Lines holding the string "française" are the ones to copy; find them all in the data.

* Dataset
#####

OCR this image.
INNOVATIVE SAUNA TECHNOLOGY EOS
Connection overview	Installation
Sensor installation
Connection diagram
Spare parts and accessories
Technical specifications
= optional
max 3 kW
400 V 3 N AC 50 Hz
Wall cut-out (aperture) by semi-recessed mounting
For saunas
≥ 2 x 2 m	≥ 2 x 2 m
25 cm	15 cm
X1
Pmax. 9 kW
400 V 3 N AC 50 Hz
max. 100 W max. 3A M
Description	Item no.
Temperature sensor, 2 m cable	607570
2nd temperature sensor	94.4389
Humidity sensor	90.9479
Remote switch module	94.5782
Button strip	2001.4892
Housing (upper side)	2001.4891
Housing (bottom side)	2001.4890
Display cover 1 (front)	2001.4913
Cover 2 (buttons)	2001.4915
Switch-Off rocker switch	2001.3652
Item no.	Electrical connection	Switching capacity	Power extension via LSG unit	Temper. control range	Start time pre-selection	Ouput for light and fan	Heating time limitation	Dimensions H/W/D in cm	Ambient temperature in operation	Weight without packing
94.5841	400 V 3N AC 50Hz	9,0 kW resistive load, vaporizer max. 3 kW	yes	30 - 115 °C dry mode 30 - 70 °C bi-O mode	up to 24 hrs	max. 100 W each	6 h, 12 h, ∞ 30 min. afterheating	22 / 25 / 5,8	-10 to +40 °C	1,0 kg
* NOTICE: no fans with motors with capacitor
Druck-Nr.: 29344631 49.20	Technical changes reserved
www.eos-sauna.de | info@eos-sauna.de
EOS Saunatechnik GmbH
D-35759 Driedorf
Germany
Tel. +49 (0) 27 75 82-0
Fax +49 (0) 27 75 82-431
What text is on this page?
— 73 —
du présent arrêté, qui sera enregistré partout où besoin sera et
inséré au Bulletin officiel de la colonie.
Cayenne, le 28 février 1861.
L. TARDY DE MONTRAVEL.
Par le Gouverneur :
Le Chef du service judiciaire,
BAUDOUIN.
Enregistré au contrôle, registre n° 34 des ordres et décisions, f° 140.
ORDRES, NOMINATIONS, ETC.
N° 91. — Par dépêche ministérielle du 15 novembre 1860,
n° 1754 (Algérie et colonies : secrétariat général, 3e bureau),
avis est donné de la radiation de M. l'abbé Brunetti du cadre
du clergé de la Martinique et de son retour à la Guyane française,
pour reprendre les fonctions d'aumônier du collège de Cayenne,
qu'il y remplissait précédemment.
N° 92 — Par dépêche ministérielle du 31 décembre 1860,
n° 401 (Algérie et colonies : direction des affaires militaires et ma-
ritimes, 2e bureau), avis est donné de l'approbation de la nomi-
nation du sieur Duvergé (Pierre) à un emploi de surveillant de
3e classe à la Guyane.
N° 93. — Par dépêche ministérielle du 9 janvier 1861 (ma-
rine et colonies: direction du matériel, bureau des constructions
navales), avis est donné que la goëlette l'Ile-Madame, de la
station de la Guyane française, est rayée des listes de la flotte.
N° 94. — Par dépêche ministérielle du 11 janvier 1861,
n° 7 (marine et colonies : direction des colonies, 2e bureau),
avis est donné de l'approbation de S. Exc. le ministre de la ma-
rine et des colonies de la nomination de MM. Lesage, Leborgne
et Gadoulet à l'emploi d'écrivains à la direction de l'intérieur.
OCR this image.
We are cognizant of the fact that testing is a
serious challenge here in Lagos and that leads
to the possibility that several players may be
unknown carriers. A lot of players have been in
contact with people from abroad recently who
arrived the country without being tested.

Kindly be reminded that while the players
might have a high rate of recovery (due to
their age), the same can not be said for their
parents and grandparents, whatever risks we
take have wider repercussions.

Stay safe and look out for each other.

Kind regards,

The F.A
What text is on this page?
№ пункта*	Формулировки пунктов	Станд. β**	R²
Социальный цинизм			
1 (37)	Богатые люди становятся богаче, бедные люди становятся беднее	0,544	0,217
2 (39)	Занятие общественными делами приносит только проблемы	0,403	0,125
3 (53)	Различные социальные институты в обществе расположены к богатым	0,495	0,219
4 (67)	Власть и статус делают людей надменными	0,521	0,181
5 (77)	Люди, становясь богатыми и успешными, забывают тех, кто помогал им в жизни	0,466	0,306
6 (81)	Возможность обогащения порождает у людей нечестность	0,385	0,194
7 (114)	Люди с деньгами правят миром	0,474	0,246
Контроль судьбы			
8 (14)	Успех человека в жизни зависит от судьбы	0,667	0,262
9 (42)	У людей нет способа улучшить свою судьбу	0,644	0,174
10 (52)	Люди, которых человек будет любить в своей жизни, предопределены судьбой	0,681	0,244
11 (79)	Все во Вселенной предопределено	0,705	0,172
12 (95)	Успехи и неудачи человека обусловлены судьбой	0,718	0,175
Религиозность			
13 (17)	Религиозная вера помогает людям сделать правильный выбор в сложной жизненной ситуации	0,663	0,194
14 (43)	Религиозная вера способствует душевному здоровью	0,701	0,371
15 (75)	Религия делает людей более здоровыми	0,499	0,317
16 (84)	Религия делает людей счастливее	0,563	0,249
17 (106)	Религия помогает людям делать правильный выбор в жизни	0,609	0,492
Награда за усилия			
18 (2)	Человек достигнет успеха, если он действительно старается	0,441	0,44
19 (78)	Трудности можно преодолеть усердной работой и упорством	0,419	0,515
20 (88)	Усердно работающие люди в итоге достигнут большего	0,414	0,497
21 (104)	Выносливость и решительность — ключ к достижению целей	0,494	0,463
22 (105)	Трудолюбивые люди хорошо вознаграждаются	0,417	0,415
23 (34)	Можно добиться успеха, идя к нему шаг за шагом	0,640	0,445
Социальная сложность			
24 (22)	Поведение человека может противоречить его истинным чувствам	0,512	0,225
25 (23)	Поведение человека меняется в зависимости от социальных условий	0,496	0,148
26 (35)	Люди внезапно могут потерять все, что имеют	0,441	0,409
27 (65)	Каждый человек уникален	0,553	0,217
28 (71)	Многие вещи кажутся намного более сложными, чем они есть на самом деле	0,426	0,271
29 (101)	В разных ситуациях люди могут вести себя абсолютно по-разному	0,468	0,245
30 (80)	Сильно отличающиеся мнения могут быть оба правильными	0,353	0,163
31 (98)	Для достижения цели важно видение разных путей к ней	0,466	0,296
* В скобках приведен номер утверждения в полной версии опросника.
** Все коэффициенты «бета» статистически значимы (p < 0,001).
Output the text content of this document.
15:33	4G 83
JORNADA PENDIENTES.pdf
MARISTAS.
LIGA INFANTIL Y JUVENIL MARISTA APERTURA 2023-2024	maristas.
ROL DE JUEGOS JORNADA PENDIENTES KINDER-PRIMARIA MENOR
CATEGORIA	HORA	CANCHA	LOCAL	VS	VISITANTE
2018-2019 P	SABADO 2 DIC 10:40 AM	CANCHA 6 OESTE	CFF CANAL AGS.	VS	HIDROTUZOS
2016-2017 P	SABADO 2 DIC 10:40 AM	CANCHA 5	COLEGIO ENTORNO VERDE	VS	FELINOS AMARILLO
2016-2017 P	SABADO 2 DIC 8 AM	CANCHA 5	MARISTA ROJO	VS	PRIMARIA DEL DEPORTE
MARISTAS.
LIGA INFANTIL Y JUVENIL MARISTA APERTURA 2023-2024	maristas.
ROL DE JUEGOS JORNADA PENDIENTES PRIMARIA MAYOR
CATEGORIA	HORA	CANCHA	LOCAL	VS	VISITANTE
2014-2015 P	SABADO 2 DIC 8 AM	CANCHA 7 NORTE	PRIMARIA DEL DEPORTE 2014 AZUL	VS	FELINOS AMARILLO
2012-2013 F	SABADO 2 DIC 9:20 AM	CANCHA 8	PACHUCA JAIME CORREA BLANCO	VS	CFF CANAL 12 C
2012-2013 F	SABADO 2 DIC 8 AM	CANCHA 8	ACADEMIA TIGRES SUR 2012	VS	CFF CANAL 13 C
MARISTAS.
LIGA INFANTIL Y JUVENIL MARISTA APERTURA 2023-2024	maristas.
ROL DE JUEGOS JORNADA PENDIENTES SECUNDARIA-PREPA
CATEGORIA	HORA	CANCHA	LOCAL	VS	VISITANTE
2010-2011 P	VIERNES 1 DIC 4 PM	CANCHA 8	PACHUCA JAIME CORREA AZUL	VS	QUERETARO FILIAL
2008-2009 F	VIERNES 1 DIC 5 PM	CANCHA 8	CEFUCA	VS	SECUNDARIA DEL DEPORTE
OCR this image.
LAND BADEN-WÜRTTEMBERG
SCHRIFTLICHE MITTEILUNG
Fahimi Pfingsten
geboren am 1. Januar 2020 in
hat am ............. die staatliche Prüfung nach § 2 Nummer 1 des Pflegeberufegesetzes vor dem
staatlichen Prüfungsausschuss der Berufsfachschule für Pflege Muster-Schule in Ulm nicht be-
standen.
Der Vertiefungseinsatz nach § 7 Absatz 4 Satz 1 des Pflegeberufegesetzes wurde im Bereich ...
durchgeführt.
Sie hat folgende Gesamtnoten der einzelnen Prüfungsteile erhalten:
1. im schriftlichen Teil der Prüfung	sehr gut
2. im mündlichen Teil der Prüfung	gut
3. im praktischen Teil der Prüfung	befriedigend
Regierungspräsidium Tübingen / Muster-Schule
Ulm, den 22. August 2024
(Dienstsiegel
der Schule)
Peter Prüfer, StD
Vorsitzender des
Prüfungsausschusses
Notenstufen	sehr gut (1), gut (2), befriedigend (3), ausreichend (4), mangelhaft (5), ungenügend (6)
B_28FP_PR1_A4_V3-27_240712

#####

* Response for this exercise
du clergé de la Martinique et de son retour à la Guyane française,
station de la Guyane française, est rayée des listes de la flotte.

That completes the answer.